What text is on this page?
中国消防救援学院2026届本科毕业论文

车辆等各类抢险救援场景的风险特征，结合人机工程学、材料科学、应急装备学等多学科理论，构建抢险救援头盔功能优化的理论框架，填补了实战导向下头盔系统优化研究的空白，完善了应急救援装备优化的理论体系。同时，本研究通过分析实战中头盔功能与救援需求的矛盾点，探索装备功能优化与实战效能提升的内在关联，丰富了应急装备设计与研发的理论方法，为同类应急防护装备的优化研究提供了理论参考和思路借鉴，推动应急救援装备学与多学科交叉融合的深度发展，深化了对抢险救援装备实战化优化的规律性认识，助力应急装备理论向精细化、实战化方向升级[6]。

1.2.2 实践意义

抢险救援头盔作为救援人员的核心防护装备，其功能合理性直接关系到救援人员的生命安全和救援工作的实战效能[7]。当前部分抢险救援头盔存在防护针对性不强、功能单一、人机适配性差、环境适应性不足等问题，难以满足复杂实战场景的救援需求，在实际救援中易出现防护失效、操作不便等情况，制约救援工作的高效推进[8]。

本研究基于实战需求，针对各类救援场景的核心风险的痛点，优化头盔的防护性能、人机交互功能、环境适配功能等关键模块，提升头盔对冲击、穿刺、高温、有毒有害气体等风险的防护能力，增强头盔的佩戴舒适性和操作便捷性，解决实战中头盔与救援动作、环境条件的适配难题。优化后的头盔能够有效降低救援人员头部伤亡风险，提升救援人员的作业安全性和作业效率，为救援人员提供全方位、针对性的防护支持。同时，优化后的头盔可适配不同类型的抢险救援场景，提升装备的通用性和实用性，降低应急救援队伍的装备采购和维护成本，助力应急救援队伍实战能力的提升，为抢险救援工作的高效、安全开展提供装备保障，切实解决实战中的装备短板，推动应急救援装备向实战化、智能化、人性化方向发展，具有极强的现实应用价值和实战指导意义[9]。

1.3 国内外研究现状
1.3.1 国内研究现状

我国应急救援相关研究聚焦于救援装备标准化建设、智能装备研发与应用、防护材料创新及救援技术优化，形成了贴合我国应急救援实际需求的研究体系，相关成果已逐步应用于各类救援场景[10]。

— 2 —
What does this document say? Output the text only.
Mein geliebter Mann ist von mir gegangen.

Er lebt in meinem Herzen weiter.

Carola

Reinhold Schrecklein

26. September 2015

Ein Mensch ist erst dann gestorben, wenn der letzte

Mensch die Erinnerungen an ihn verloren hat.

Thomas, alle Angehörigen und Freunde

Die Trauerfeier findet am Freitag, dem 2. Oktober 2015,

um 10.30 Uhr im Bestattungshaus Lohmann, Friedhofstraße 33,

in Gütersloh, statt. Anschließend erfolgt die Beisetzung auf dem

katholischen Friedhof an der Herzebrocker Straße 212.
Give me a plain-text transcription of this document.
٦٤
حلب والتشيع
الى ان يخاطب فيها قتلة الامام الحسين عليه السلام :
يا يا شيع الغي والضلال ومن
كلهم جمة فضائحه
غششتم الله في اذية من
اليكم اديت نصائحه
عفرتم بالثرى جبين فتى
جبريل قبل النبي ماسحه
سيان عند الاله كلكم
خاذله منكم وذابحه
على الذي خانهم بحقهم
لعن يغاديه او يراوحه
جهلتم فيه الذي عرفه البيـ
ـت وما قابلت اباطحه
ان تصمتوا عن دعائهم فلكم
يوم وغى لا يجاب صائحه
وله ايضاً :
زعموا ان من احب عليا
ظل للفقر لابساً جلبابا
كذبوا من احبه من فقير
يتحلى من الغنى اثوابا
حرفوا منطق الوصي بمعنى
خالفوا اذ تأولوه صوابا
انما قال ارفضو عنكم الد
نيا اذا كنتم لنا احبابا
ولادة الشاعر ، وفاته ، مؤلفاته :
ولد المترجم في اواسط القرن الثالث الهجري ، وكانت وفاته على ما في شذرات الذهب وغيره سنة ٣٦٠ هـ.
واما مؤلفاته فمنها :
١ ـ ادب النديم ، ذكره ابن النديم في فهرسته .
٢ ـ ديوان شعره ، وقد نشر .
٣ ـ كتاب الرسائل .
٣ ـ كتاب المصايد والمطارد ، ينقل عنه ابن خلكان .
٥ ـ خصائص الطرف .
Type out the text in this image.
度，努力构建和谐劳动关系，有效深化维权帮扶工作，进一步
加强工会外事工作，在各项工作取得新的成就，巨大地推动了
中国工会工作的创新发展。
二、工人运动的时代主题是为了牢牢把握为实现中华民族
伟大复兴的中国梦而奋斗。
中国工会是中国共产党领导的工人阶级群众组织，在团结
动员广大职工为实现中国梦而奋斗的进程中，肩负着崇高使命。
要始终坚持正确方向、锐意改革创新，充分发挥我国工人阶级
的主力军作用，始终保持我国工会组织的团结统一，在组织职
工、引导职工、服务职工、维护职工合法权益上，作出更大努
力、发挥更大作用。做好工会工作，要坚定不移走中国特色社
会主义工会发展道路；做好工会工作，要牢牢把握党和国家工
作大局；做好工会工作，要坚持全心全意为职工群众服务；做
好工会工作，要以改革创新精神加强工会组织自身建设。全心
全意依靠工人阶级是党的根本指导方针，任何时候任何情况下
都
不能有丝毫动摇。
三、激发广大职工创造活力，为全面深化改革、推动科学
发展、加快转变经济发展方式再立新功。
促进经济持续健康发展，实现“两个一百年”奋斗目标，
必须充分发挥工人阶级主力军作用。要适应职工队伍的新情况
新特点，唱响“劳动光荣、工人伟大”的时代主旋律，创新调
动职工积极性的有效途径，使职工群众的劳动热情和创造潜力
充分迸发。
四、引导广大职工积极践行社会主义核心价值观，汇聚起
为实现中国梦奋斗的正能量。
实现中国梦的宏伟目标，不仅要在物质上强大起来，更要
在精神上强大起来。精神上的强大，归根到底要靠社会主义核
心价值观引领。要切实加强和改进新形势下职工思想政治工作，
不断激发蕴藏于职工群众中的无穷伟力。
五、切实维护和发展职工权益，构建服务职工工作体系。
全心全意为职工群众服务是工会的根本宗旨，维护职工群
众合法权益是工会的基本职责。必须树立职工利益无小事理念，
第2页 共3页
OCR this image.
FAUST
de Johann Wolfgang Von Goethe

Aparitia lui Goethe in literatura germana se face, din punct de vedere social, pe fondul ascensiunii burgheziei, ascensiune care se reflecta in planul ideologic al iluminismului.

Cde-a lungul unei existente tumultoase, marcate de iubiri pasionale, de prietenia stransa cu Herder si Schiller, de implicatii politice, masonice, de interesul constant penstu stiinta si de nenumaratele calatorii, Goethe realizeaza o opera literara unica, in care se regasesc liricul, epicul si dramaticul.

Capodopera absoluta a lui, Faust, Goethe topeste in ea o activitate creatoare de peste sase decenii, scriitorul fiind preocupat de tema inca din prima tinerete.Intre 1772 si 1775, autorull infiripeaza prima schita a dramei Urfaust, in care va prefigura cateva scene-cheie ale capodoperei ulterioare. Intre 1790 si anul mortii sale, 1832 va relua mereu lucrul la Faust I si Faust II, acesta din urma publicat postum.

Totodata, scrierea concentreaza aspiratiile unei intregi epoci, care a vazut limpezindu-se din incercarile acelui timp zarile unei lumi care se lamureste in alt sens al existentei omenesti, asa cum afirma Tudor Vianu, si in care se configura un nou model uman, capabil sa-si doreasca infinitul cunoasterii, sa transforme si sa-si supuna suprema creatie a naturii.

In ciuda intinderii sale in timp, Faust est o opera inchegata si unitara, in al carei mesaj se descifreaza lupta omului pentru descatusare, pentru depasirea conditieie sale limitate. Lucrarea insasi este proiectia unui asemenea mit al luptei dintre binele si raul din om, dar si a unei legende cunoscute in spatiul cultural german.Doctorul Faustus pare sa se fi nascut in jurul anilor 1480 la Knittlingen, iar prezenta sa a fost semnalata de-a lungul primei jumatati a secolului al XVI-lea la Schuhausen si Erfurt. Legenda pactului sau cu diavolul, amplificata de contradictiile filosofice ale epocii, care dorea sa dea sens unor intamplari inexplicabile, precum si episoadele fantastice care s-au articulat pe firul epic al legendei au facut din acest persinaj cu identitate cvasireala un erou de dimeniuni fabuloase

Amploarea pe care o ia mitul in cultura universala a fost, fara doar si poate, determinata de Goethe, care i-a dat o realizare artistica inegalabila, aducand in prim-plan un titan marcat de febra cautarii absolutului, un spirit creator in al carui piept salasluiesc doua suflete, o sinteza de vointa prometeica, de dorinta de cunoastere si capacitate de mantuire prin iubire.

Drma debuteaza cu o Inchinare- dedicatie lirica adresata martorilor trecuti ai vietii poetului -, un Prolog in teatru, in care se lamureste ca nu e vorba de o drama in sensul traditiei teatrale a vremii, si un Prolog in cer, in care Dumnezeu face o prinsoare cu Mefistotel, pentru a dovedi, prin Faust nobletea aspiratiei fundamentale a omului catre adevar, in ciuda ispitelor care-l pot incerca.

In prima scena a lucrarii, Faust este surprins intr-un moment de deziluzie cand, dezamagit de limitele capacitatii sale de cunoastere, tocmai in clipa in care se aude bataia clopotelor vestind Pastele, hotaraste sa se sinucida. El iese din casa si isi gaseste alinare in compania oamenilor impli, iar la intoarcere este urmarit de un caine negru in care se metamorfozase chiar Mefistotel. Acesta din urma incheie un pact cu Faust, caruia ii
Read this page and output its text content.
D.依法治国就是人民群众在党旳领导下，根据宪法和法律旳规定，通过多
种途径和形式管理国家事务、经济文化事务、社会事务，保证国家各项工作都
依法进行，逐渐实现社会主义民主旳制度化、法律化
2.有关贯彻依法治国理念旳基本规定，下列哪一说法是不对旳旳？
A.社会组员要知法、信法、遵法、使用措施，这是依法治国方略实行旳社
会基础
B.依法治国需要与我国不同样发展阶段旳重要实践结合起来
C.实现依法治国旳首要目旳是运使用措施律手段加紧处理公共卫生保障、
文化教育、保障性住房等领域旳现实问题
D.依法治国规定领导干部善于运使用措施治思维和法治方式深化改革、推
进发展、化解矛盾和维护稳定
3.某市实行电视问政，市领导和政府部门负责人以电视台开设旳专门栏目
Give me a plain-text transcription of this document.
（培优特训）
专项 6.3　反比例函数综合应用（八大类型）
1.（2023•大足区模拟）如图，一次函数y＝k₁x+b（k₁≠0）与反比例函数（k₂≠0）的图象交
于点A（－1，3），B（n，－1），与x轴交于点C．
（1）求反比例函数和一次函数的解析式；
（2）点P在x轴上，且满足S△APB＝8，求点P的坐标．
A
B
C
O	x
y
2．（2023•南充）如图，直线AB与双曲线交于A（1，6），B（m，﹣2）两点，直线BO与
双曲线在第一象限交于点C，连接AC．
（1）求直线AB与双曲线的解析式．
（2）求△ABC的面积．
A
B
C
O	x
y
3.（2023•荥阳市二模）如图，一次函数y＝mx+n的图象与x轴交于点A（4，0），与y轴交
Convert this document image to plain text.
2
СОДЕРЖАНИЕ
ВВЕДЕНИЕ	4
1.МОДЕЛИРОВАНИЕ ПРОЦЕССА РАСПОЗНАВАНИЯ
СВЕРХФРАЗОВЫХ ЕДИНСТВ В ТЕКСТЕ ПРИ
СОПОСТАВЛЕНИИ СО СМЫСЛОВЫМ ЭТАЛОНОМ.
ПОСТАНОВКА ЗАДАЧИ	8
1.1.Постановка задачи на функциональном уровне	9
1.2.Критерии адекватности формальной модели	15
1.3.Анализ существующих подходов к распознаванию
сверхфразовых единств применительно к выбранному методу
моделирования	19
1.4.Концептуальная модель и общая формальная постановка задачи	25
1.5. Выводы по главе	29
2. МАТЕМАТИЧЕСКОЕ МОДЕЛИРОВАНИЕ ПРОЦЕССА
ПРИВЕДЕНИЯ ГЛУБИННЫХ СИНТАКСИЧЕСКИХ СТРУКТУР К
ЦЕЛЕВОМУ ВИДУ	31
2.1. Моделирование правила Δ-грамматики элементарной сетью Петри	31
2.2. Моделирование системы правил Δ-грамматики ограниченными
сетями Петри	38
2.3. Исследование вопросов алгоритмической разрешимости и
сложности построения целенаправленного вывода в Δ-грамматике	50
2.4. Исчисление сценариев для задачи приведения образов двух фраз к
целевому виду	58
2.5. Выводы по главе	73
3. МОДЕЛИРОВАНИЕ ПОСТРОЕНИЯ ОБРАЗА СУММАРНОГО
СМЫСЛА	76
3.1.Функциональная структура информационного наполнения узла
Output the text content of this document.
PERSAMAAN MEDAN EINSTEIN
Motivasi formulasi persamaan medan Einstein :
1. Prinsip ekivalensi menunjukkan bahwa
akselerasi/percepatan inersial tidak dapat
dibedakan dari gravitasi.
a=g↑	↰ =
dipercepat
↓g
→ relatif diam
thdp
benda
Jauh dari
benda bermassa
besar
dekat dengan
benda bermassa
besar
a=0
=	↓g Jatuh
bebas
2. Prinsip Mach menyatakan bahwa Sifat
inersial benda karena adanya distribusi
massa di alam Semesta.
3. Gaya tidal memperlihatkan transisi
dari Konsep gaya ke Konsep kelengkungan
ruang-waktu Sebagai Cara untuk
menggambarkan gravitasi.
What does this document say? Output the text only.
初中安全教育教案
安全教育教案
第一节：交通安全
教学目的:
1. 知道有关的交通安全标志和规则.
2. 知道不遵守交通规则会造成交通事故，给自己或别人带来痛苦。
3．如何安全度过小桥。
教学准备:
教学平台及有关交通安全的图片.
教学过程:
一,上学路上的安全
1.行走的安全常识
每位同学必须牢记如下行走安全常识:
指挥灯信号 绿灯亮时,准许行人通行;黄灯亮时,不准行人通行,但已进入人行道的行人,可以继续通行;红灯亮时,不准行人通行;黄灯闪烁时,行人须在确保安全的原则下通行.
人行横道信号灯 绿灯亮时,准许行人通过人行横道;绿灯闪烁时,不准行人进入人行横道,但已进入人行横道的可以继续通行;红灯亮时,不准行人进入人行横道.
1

==========

State the number of lines holding the word "timp" in the listing. Add nothing else.

2